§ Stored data
#####

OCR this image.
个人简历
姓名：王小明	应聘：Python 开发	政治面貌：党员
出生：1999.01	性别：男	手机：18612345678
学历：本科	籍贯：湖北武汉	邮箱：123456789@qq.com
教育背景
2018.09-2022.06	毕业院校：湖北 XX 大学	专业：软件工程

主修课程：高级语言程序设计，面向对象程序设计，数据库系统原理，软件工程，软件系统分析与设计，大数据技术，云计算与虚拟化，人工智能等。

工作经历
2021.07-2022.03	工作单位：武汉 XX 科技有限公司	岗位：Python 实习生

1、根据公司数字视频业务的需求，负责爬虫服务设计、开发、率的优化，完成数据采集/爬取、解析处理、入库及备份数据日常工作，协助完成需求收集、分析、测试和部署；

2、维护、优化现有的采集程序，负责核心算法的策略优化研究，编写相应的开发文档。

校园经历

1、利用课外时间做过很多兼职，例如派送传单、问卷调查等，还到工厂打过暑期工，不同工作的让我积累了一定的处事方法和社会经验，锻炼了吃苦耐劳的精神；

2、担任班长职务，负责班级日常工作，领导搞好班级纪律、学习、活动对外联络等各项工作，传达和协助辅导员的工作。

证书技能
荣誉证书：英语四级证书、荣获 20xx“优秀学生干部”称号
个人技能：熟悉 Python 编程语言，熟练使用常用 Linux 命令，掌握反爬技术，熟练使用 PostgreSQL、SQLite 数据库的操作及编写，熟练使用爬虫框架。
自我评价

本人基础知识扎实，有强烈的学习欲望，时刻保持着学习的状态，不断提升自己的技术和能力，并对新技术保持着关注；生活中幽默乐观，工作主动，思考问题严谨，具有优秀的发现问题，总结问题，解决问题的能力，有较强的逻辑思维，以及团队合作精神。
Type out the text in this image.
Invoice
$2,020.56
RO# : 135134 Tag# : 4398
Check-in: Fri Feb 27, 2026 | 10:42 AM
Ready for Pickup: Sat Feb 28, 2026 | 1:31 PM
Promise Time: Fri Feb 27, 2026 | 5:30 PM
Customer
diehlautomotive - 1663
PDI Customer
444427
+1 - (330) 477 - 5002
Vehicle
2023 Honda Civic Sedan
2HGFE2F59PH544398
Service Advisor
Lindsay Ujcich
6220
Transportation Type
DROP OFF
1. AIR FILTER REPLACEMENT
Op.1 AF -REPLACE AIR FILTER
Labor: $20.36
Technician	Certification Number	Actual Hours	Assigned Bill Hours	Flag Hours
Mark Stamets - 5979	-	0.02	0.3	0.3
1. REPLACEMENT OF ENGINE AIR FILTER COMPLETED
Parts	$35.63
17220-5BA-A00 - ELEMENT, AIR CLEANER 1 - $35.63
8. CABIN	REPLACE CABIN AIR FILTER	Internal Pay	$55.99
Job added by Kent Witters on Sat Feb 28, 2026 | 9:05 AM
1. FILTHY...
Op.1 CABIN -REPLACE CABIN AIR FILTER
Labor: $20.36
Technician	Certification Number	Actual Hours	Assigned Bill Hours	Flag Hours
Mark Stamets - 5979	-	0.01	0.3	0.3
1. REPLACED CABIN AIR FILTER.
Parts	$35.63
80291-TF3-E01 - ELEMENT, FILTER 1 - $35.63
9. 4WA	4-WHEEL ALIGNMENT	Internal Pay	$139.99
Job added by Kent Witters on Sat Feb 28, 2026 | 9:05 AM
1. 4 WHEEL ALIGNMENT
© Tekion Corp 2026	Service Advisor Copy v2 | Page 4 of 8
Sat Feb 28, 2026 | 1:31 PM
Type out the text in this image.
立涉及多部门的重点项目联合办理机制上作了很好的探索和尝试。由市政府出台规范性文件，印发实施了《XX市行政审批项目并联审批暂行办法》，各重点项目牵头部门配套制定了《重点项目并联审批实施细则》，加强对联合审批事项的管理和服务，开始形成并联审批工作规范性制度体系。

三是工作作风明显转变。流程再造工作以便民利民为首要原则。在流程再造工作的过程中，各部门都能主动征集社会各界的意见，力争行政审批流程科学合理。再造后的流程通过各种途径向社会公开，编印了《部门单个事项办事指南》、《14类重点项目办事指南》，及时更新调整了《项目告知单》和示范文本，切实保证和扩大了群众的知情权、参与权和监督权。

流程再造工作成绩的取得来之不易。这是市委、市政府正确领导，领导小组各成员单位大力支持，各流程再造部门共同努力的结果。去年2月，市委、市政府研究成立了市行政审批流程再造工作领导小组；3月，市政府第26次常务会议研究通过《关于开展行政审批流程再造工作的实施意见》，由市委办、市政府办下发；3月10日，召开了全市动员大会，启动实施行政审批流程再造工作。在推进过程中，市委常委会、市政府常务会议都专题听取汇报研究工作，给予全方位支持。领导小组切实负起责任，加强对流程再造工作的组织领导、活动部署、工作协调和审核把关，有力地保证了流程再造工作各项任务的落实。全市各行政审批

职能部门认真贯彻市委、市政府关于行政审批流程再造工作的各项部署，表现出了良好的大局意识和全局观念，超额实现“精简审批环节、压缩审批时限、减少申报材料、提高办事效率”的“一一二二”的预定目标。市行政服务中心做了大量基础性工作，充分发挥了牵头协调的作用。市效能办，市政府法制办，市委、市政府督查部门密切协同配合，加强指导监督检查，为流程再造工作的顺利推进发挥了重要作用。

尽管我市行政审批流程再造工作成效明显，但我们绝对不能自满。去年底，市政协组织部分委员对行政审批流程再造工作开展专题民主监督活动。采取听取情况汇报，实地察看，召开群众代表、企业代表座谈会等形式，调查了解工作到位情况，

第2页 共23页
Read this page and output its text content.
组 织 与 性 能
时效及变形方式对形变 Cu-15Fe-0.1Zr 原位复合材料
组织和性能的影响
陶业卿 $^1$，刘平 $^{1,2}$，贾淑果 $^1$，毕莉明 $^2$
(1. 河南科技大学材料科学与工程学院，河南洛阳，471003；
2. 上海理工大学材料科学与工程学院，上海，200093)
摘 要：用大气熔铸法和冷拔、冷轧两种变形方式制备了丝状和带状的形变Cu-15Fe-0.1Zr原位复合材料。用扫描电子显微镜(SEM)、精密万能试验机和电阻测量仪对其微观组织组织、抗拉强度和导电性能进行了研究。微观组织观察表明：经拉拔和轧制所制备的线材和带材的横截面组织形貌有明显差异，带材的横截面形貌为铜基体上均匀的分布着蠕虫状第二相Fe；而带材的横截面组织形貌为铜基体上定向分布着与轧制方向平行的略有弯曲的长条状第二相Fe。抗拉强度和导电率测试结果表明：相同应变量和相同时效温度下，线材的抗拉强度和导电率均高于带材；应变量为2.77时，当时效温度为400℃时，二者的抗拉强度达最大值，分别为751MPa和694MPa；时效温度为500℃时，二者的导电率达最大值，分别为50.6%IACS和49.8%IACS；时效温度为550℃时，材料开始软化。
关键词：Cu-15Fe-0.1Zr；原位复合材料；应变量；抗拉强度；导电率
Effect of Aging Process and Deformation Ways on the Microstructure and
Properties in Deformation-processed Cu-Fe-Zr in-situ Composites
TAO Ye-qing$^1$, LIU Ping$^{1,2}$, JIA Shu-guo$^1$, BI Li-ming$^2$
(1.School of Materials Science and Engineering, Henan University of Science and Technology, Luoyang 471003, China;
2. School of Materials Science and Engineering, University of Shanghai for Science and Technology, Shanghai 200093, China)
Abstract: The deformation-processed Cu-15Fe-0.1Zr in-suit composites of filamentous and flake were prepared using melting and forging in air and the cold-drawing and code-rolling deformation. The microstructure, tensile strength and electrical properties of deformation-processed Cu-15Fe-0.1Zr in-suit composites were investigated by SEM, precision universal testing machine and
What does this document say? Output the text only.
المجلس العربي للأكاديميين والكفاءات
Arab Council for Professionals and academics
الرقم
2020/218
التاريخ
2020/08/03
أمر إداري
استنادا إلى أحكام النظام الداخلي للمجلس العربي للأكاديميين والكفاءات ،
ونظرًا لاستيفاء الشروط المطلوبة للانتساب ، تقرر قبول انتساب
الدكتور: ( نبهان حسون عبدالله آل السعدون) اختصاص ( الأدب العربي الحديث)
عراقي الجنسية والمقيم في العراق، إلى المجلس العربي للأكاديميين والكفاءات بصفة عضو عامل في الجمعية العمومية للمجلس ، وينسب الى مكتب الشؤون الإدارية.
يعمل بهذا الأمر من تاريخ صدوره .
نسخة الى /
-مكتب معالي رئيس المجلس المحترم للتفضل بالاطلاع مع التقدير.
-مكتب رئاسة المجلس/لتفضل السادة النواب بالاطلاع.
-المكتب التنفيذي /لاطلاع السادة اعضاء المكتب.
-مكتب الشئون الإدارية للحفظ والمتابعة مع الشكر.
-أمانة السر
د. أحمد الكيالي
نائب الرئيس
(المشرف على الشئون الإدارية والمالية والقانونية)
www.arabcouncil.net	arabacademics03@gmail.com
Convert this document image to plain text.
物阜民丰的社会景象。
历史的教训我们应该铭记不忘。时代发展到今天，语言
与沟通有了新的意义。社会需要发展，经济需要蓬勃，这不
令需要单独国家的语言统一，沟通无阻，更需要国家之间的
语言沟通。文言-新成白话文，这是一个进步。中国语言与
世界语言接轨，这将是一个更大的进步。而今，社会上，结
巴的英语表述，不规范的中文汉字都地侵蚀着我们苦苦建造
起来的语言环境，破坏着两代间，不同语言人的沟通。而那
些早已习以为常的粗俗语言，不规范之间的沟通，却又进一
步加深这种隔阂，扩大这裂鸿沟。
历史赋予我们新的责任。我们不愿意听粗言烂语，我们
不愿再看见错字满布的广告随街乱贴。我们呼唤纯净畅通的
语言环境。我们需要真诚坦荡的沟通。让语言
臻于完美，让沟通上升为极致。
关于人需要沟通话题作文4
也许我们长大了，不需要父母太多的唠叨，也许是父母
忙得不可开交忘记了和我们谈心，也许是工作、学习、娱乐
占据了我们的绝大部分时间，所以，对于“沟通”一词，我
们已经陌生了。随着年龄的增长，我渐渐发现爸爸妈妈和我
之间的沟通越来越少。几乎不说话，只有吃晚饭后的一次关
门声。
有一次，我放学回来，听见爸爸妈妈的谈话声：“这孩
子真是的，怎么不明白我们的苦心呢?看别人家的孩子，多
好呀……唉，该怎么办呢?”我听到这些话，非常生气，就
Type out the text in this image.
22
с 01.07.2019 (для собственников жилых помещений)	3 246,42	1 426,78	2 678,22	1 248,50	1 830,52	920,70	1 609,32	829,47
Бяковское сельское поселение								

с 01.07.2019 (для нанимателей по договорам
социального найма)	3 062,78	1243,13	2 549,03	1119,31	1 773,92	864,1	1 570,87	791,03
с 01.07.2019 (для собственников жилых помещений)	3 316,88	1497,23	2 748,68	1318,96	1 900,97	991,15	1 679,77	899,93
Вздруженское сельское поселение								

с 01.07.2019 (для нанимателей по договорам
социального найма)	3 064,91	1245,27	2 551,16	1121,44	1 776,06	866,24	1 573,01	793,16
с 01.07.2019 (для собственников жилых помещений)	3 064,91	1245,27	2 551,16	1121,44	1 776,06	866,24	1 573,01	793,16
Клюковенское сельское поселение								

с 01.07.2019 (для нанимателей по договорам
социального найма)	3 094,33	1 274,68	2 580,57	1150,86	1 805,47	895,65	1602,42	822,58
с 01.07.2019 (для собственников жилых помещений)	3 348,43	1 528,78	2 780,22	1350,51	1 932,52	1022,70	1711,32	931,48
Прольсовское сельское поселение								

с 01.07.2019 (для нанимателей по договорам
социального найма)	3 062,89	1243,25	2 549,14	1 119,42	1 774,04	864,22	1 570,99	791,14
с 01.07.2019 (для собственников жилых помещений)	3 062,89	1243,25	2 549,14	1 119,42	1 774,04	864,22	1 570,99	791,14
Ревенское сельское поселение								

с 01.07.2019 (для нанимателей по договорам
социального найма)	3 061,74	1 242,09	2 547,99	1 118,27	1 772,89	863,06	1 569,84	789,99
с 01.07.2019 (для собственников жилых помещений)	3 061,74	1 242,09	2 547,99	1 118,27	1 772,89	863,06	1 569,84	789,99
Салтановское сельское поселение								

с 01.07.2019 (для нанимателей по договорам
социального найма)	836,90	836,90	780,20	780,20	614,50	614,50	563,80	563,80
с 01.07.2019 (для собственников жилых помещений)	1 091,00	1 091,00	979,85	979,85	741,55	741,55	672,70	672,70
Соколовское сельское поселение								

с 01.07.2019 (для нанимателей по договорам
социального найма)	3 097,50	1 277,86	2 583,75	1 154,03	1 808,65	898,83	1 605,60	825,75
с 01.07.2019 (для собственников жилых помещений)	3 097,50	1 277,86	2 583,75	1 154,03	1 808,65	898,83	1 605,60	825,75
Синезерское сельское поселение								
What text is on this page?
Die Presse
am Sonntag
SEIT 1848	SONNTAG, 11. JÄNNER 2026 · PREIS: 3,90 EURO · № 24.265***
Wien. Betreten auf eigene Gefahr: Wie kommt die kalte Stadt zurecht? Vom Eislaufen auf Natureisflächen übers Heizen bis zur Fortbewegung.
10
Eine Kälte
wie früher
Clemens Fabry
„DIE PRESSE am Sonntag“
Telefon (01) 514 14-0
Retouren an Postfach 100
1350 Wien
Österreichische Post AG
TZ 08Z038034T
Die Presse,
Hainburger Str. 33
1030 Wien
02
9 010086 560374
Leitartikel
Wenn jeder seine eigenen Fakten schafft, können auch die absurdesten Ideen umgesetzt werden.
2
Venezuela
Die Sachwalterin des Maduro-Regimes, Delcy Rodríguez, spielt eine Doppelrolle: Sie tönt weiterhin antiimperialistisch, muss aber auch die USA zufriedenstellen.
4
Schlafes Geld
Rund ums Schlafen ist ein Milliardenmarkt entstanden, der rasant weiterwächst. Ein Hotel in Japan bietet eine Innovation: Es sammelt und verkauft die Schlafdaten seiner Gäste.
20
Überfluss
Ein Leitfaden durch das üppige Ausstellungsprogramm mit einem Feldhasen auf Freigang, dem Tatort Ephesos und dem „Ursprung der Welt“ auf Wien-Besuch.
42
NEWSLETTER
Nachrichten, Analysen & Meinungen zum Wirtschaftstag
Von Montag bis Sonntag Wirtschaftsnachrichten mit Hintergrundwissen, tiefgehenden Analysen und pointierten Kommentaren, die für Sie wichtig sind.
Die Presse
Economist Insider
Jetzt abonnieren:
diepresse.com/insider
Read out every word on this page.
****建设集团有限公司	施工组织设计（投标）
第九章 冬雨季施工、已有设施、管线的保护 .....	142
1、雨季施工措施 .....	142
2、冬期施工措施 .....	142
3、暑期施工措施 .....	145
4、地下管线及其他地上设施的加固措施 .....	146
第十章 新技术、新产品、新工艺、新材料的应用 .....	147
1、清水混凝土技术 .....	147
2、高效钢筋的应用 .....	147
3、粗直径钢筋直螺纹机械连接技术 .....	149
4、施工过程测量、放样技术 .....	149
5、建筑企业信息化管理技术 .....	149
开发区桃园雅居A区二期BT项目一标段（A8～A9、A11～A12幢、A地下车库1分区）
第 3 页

#####

§ Work to complete
Only a number is wanted: how many lines contain the word "ELEMENT"?

§ Task solution
2